Material to process
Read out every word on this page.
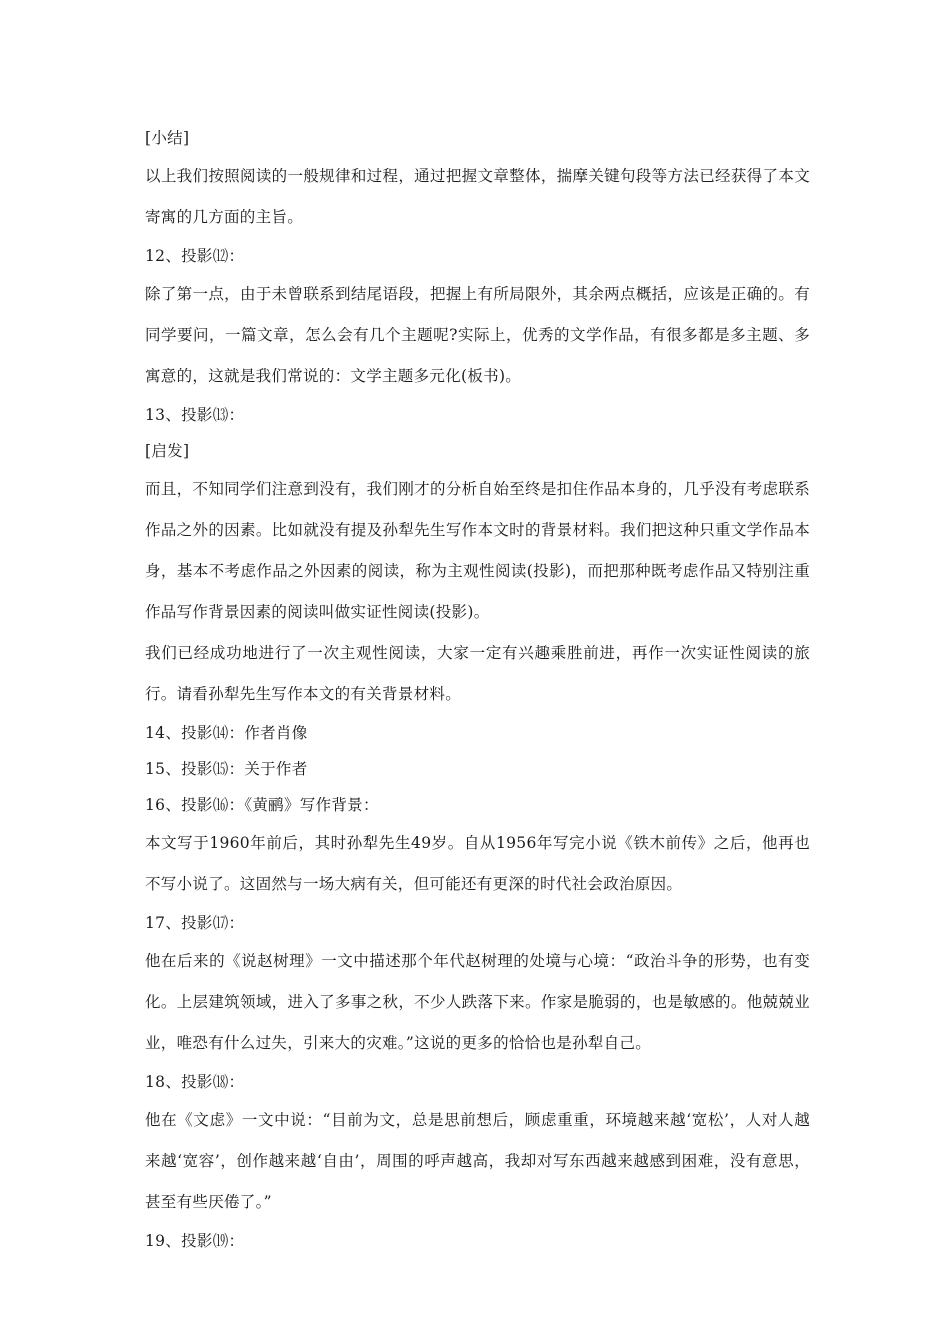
[小结]

以上我们按照阅读的一般规律和过程，通过把握文章整体，揣摩关键句段等方法已经获得了本文寄寓的几方面的主旨。

12、投影⑿：

除了第一点，由于未曾联系到结尾语段，把握上有所局限外，其余两点概括，应该是正确的。有同学要问，一篇文章，怎么会有几个主题呢?实际上，优秀的文学作品，有很多都是多主题、多寓意的，这就是我们常说的：文学主题多元化(板书)。

13、投影⒀：

[启发]

而且，不知同学们注意到没有，我们刚才的分析自始至终是扣住作品本身的，几乎没有考虑联系作品之外的因素。比如就没有提及孙犁先生写作本文时的背景材料。我们把这种只重文学作品本身，基本不考虑作品之外因素的阅读，称为主观性阅读(投影)，而把那种既考虑作品又特别注重作品写作背景因素的阅读叫做实证性阅读(投影)。

我们已经成功地进行了一次主观性阅读，大家一定有兴趣乘胜前进，再作一次实证性阅读的旅行。请看孙犁先生写作本文的有关背景材料。

14、投影⒁：作者肖像

15、投影⒂：关于作者

16、投影⒃：《黄鹂》写作背景：

本文写于1960年前后，其时孙犁先生49岁。自从1956年写完小说《铁木前传》之后，他再也不写小说了。这固然与一场大病有关，但可能还有更深的时代社会政治原因。

17、投影⒄：

他在后来的《说赵树理》一文中描述那个年代赵树理的处境与心境：“政治斗争的形势，也有变化。上层建筑领域，进入了多事之秋，不少人跌落下来。作家是脆弱的，也是敏感的。他兢兢业业，唯恐有什么过失，引来大的灾难。”这说的更多的恰恰也是孙犁自己。

18、投影⒅：

他在《文虑》一文中说：“目前为文，总是思前想后，顾虑重重，环境越来越‘宽松’，人对人越来越‘宽容’，创作越来越‘自由’，周围的呼声越高，我却对写东西越来越感到困难，没有意思，甚至有些厌倦了。”

19、投影⒆：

Aim
Transcribe every line in the entries above, taking out only the images.

The result
Read out every word on this page.
[小结]

以上我们按照阅读的一般规律和过程，通过把握文章整体，揣摩关键句段等方法已经获得了本文寄寓的几方面的主旨。

12、投影⑿：

除了第一点，由于未曾联系到结尾语段，把握上有所局限外，其余两点概括，应该是正确的。有同学要问，一篇文章，怎么会有几个主题呢?实际上，优秀的文学作品，有很多都是多主题、多寓意的，这就是我们常说的：文学主题多元化(板书)。

13、投影⒀：

[启发]

而且，不知同学们注意到没有，我们刚才的分析自始至终是扣住作品本身的，几乎没有考虑联系作品之外的因素。比如就没有提及孙犁先生写作本文时的背景材料。我们把这种只重文学作品本身，基本不考虑作品之外因素的阅读，称为主观性阅读(投影)，而把那种既考虑作品又特别注重作品写作背景因素的阅读叫做实证性阅读(投影)。

我们已经成功地进行了一次主观性阅读，大家一定有兴趣乘胜前进，再作一次实证性阅读的旅行。请看孙犁先生写作本文的有关背景材料。

14、投影⒁：作者肖像

15、投影⒂：关于作者

16、投影⒃：《黄鹂》写作背景：

本文写于1960年前后，其时孙犁先生49岁。自从1956年写完小说《铁木前传》之后，他再也不写小说了。这固然与一场大病有关，但可能还有更深的时代社会政治原因。

17、投影⒄：

他在后来的《说赵树理》一文中描述那个年代赵树理的处境与心境：“政治斗争的形势，也有变化。上层建筑领域，进入了多事之秋，不少人跌落下来。作家是脆弱的，也是敏感的。他兢兢业业，唯恐有什么过失，引来大的灾难。”这说的更多的恰恰也是孙犁自己。

18、投影⒅：

他在《文虑》一文中说：“目前为文，总是思前想后，顾虑重重，环境越来越‘宽松’，人对人越来越‘宽容’，创作越来越‘自由’，周围的呼声越高，我却对写东西越来越感到困难，没有意思，甚至有些厌倦了。”

19、投影⒆：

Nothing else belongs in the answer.